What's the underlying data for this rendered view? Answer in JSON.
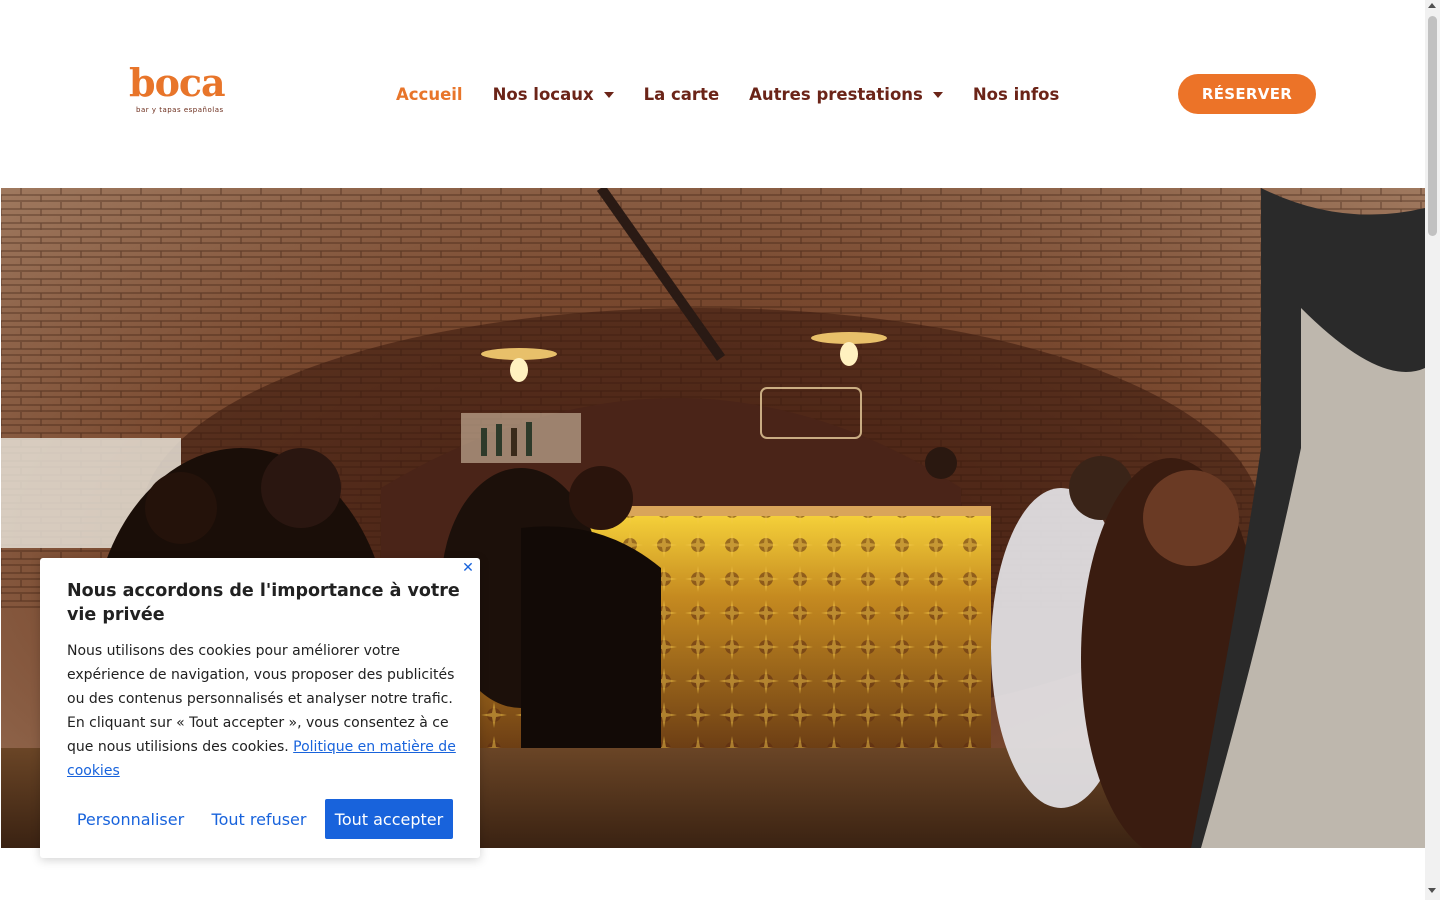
{
  "brand": {
    "logo_text": "boca",
    "logo_tagline": "bar y tapas españolas",
    "colors": {
      "accent": "#e8752a",
      "nav_text": "#6b2418",
      "cookie_blue": "#1863dc"
    }
  },
  "nav": {
    "items": [
      {
        "label": "Accueil",
        "active": true,
        "dropdown": false
      },
      {
        "label": "Nos locaux",
        "active": false,
        "dropdown": true
      },
      {
        "label": "La carte",
        "active": false,
        "dropdown": false
      },
      {
        "label": "Autres prestations",
        "active": false,
        "dropdown": true
      },
      {
        "label": "Nos infos",
        "active": false,
        "dropdown": false
      }
    ],
    "reserve_label": "RÉSERVER"
  },
  "hero": {
    "image": "photo of a brick-vaulted tapas bar with guests seated at a tiled bar counter"
  },
  "cookie_banner": {
    "title": "Nous accordons de l'importance à votre vie privée",
    "body": "Nous utilisons des cookies pour améliorer votre expérience de navigation, vous proposer des publicités ou des contenus personnalisés et analyser notre trafic. En cliquant sur « Tout accepter », vous consentez à ce que nous utilisions des cookies.",
    "policy_link": "Politique en matière de cookies",
    "close_icon": "close-icon",
    "customize_label": "Personnaliser",
    "reject_label": "Tout refuser",
    "accept_label": "Tout accepter"
  }
}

-------------------------

▶ **Exercise instructions**:
Identify each line of the material where the word "accepter" shows up, and copy it.

▶ **Exercise solution**:
    "body": "Nous utilisons des cookies pour améliorer votre expérience de navigation, vous proposer des publicités ou des contenus personnalisés et analyser notre trafic. En cliquant sur « Tout accepter », vous consentez à ce que nous utilisions des cookies.",
    "accept_label": "Tout accepter"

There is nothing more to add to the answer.